Work to be completed
The entries below are to be repeated exactly as they stand.

Provided records
--------

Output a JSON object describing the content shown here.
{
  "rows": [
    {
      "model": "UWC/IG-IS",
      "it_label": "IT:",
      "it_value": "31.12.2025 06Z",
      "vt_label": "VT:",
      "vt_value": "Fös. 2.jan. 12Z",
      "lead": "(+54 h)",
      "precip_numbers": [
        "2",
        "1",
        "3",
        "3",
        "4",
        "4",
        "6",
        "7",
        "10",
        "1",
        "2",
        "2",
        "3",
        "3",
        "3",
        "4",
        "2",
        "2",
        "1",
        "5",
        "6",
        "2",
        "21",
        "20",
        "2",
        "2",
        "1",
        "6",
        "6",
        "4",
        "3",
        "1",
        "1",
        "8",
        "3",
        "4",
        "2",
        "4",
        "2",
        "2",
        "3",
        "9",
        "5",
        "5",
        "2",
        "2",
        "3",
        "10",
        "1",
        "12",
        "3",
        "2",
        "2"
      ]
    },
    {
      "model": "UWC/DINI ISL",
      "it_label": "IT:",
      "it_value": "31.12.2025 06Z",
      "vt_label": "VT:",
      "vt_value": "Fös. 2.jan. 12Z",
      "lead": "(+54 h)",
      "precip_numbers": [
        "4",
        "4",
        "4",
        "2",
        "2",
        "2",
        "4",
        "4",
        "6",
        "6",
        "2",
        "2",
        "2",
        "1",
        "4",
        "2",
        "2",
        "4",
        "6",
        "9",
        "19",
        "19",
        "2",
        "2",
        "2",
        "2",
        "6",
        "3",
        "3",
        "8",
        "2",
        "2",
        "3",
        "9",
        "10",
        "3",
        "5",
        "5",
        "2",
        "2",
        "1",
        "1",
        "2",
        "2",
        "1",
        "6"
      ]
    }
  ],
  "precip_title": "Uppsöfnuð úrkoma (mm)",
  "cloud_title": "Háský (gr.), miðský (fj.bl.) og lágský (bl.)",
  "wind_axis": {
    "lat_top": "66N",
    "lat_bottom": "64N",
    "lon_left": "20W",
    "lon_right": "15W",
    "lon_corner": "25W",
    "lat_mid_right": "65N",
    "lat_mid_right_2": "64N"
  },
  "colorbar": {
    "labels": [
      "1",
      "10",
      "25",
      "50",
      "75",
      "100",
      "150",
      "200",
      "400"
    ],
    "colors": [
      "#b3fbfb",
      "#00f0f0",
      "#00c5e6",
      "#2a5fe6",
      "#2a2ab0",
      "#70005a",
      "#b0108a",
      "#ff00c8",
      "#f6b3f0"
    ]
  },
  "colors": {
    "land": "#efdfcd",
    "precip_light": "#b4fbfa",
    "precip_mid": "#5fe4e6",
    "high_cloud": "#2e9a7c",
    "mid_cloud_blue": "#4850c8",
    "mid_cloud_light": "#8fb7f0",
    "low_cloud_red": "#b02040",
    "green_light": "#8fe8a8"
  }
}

--------

Exercise answer
Output a JSON object describing the content shown here.
{
  "rows": [
    {
      "model": "UWC/IG-IS",
      "it_label": "IT:",
      "it_value": "31.12.2025 06Z",
      "vt_label": "VT:",
      "vt_value": "Fös. 2.jan. 12Z",
      "lead": "(+54 h)",
      "precip_numbers": [
        "2",
        "1",
        "3",
        "3",
        "4",
        "4",
        "6",
        "7",
        "10",
        "1",
        "2",
        "2",
        "3",
        "3",
        "3",
        "4",
        "2",
        "2",
        "1",
        "5",
        "6",
        "2",
        "21",
        "20",
        "2",
        "2",
        "1",
        "6",
        "6",
        "4",
        "3",
        "1",
        "1",
        "8",
        "3",
        "4",
        "2",
        "4",
        "2",
        "2",
        "3",
        "9",
        "5",
        "5",
        "2",
        "2",
        "3",
        "10",
        "1",
        "12",
        "3",
        "2",
        "2"
      ]
    },
    {
      "model": "UWC/DINI ISL",
      "it_label": "IT:",
      "it_value": "31.12.2025 06Z",
      "vt_label": "VT:",
      "vt_value": "Fös. 2.jan. 12Z",
      "lead": "(+54 h)",
      "precip_numbers": [
        "4",
        "4",
        "4",
        "2",
        "2",
        "2",
        "4",
        "4",
        "6",
        "6",
        "2",
        "2",
        "2",
        "1",
        "4",
        "2",
        "2",
        "4",
        "6",
        "9",
        "19",
        "19",
        "2",
        "2",
        "2",
        "2",
        "6",
        "3",
        "3",
        "8",
        "2",
        "2",
        "3",
        "9",
        "10",
        "3",
        "5",
        "5",
        "2",
        "2",
        "1",
        "1",
        "2",
        "2",
        "1",
        "6"
      ]
    }
  ],
  "precip_title": "Uppsöfnuð úrkoma (mm)",
  "cloud_title": "Háský (gr.), miðský (fj.bl.) og lágský (bl.)",
  "wind_axis": {
    "lat_top": "66N",
    "lat_bottom": "64N",
    "lon_left": "20W",
    "lon_right": "15W",
    "lon_corner": "25W",
    "lat_mid_right": "65N",
    "lat_mid_right_2": "64N"
  },
  "colorbar": {
    "labels": [
      "1",
      "10",
      "25",
      "50",
      "75",
      "100",
      "150",
      "200",
      "400"
    ],
    "colors": [
      "#b3fbfb",
      "#00f0f0",
      "#00c5e6",
      "#2a5fe6",
      "#2a2ab0",
      "#70005a",
      "#b0108a",
      "#ff00c8",
      "#f6b3f0"
    ]
  },
  "colors": {
    "land": "#efdfcd",
    "precip_light": "#b4fbfa",
    "precip_mid": "#5fe4e6",
    "high_cloud": "#2e9a7c",
    "mid_cloud_blue": "#4850c8",
    "mid_cloud_light": "#8fb7f0",
    "low_cloud_red": "#b02040",
    "green_light": "#8fe8a8"
  }
}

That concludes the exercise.